▼
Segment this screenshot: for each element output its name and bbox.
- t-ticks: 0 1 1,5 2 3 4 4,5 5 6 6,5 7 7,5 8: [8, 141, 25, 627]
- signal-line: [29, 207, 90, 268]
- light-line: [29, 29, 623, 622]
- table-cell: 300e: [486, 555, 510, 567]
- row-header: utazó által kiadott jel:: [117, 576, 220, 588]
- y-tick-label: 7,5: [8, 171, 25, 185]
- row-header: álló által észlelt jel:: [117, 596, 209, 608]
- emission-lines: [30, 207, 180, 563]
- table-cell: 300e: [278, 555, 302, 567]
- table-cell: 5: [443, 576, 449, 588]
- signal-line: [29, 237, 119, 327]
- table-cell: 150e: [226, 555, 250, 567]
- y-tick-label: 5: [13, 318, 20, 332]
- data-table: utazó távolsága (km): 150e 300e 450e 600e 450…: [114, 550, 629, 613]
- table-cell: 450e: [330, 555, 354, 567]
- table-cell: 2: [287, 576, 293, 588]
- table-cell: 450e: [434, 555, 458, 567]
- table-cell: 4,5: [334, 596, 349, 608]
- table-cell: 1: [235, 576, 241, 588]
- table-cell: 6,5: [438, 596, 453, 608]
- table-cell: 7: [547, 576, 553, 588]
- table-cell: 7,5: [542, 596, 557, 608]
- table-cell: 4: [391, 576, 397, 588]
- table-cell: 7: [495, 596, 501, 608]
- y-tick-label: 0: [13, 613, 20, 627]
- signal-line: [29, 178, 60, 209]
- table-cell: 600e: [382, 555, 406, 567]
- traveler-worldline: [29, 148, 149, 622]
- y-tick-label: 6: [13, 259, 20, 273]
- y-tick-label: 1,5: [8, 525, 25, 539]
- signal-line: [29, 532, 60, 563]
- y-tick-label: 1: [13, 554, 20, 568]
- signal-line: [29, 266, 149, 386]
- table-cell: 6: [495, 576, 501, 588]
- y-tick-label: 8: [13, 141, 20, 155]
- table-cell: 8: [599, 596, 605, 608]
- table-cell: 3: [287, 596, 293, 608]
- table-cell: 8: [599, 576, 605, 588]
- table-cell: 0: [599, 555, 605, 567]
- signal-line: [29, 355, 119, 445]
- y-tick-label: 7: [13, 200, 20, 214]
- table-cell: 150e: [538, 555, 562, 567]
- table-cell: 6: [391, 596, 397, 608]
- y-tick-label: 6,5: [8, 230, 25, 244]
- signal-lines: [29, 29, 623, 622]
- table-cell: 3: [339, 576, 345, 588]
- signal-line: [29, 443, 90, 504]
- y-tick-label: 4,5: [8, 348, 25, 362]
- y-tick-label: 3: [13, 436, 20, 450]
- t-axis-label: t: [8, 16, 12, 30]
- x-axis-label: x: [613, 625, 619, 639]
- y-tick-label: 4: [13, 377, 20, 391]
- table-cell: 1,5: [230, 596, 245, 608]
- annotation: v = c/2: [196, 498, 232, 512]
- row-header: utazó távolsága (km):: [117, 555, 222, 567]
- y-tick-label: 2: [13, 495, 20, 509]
▲
▸ REQUIREMENT
Copy the lines above word for word.

▸ FINISHED ANSWER
Segment this screenshot: for each element output its name and bbox.
- t-ticks: 0 1 1,5 2 3 4 4,5 5 6 6,5 7 7,5 8: [8, 141, 25, 627]
- signal-line: [29, 207, 90, 268]
- light-line: [29, 29, 623, 622]
- table-cell: 300e: [486, 555, 510, 567]
- row-header: utazó által kiadott jel:: [117, 576, 220, 588]
- y-tick-label: 7,5: [8, 171, 25, 185]
- row-header: álló által észlelt jel:: [117, 596, 209, 608]
- emission-lines: [30, 207, 180, 563]
- table-cell: 300e: [278, 555, 302, 567]
- table-cell: 5: [443, 576, 449, 588]
- signal-line: [29, 237, 119, 327]
- table-cell: 150e: [226, 555, 250, 567]
- y-tick-label: 5: [13, 318, 20, 332]
- data-table: utazó távolsága (km): 150e 300e 450e 600e 450…: [114, 550, 629, 613]
- table-cell: 450e: [330, 555, 354, 567]
- table-cell: 2: [287, 576, 293, 588]
- table-cell: 450e: [434, 555, 458, 567]
- table-cell: 4,5: [334, 596, 349, 608]
- table-cell: 1: [235, 576, 241, 588]
- table-cell: 6,5: [438, 596, 453, 608]
- table-cell: 7: [547, 576, 553, 588]
- table-cell: 7,5: [542, 596, 557, 608]
- table-cell: 4: [391, 576, 397, 588]
- table-cell: 7: [495, 596, 501, 608]
- y-tick-label: 0: [13, 613, 20, 627]
- signal-line: [29, 178, 60, 209]
- table-cell: 600e: [382, 555, 406, 567]
- traveler-worldline: [29, 148, 149, 622]
- y-tick-label: 6: [13, 259, 20, 273]
- y-tick-label: 1,5: [8, 525, 25, 539]
- signal-line: [29, 532, 60, 563]
- y-tick-label: 1: [13, 554, 20, 568]
- signal-line: [29, 266, 149, 386]
- table-cell: 6: [495, 576, 501, 588]
- y-tick-label: 8: [13, 141, 20, 155]
- table-cell: 8: [599, 596, 605, 608]
- table-cell: 3: [287, 596, 293, 608]
- table-cell: 8: [599, 576, 605, 588]
- table-cell: 0: [599, 555, 605, 567]
- signal-line: [29, 355, 119, 445]
- y-tick-label: 7: [13, 200, 20, 214]
- table-cell: 150e: [538, 555, 562, 567]
- table-cell: 6: [391, 596, 397, 608]
- y-tick-label: 6,5: [8, 230, 25, 244]
- signal-lines: [29, 29, 623, 622]
- table-cell: 3: [339, 576, 345, 588]
- signal-line: [29, 443, 90, 504]
- y-tick-label: 4,5: [8, 348, 25, 362]
- y-tick-label: 3: [13, 436, 20, 450]
- t-axis-label: t: [8, 16, 12, 30]
- x-axis-label: x: [613, 625, 619, 639]
- y-tick-label: 4: [13, 377, 20, 391]
- table-cell: 1,5: [230, 596, 245, 608]
- annotation: v = c/2: [196, 498, 232, 512]
- row-header: utazó távolsága (km):: [117, 555, 222, 567]
- y-tick-label: 2: [13, 495, 20, 509]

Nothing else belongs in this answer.